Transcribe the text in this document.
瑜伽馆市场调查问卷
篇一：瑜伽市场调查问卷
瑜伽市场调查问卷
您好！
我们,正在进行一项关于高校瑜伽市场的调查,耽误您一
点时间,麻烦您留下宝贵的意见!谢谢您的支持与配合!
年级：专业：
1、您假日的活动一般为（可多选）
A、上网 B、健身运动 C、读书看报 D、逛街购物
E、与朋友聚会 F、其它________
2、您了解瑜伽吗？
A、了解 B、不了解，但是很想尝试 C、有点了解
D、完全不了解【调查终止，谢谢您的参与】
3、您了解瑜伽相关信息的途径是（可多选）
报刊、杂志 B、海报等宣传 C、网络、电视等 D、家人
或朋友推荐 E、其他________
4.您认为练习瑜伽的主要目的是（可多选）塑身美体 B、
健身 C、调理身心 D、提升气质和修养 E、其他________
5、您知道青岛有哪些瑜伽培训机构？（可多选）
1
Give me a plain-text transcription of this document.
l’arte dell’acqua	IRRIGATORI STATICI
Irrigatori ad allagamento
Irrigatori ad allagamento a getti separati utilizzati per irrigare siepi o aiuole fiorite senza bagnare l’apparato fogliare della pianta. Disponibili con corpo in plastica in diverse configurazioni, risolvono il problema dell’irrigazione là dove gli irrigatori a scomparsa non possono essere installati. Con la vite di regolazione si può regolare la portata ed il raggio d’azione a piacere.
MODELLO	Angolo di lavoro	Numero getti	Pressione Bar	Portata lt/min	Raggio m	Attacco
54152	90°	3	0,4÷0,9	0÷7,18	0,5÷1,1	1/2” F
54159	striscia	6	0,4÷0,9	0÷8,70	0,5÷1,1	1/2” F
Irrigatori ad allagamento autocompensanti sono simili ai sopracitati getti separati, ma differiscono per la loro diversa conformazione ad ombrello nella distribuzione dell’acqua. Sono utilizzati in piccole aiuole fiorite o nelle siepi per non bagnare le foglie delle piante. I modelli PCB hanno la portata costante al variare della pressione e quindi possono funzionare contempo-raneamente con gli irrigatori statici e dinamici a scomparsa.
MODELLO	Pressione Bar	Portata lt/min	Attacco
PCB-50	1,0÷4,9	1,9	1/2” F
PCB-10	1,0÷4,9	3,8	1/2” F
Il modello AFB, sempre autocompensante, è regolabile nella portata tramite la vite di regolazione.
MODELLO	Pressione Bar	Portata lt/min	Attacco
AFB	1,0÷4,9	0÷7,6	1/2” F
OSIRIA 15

******************************

Task requirements — Extract each line from the listing that holds the word "this".

Solved exercise —
Transcribe the text in this document.
Give me a plain-text transcription of this document.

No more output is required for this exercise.